Sowell does have this in common with a large majority of the politically active 1960 grads including me in that he has stated that he was a Marxist during “the decade of my 20s.” However, his experience working as a federal government intern during the summer of 1960 caused him to reject Marxism in favor of the free market. He has done research in many different areas and come to the same conclusion time after time that government employees who administer the minimum wage laws care not that they may be causing higher unemployment of the poor by enforcing that law; their primary concern has always been keeping their own jobs secure. In his 1986 “Education: Assumptions versus History”, Sowell discusses several all-black public and private schools that  achieved high performance standards and actually outperformed many white schools but declined after the Brown desegregation Supreme Court decision.

What is most salient about Sowell's view in general is his approval of strong discipline (a la Fliedner) and academic excellence as the key to success in overcoming all the environmental barriers of poverty, racial segregation and environment (which he certainly experienced), a view that Jews certainly should/would be expected to endorse. Indeed, a majority of those grads of Jewish background giving their opinion in the 100th Anniversary Album on what made Stuyvesant a great experience for them for which they even had made the sacrifice of giving up female company (the school remained an all boys institution until 1969), was the quality of its faculty, and the “elite character” of the school determined by its admission policy of entrance by examination.

=== Data excerpt ===
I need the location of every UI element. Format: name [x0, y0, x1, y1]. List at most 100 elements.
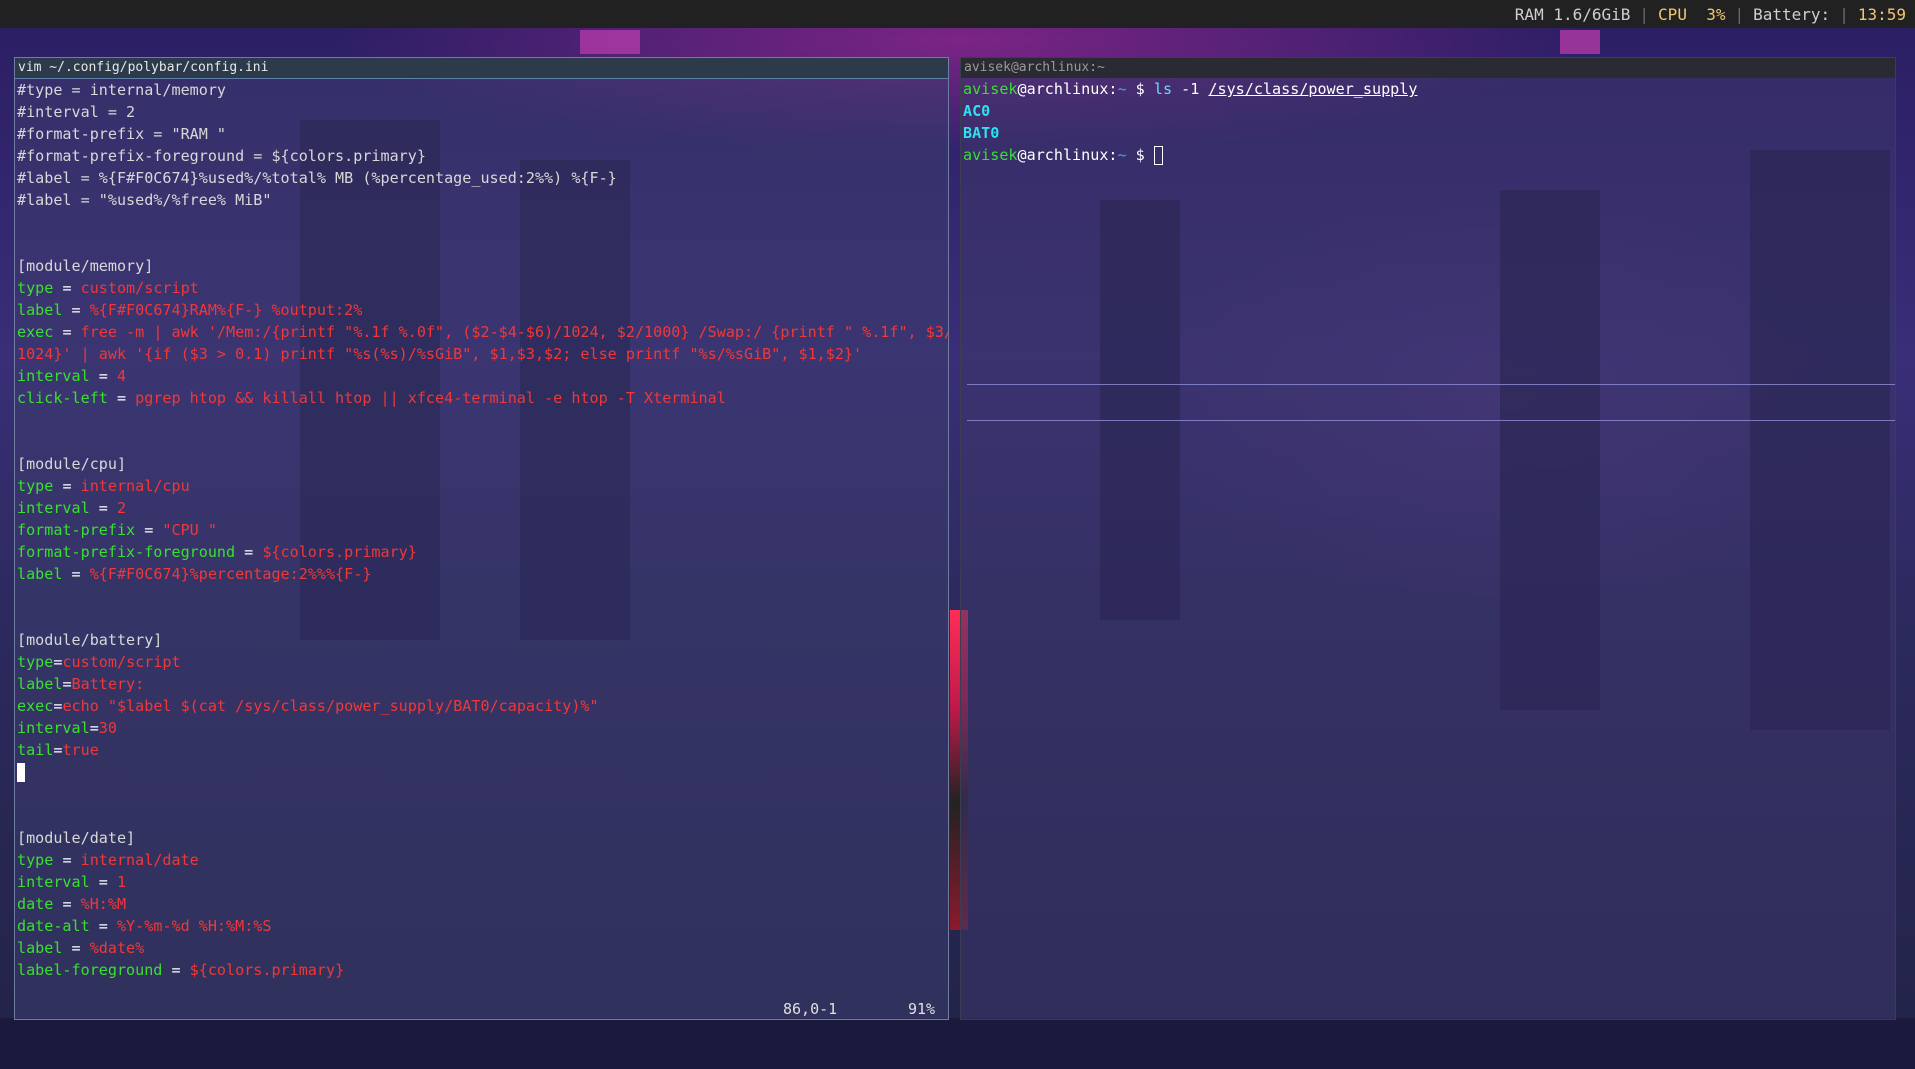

=== Set tasks ===
#1 The passage about Sowell names the environmental barriers that discipline and academic excellence are said to help overcome. List every one of them.
#2 Pick up the passage about Sowell after its last sentence and write what comes next.

=== Answers ===
#1
- poverty
- racial segregation
- environment

#2
 

 

 

 

I felt a great sense of pride and accomplishment at Stuyvesant. It was an expansion of my universe to meet boys from all over the city. I reveled in the knowledge that few if any schools offered courses that excited my interest, grabbed my attention and made me feel that I was upward bound – courses in surveying, telescope building and Russian, even though I soon realized that my principal interests lay in the social sciences and humanities. Russian was offered by a tutor in an after school hours Russian Club although not introduced as a formal subject until a few years later when Stuyvesant became one of the first high schools in the city to offer it.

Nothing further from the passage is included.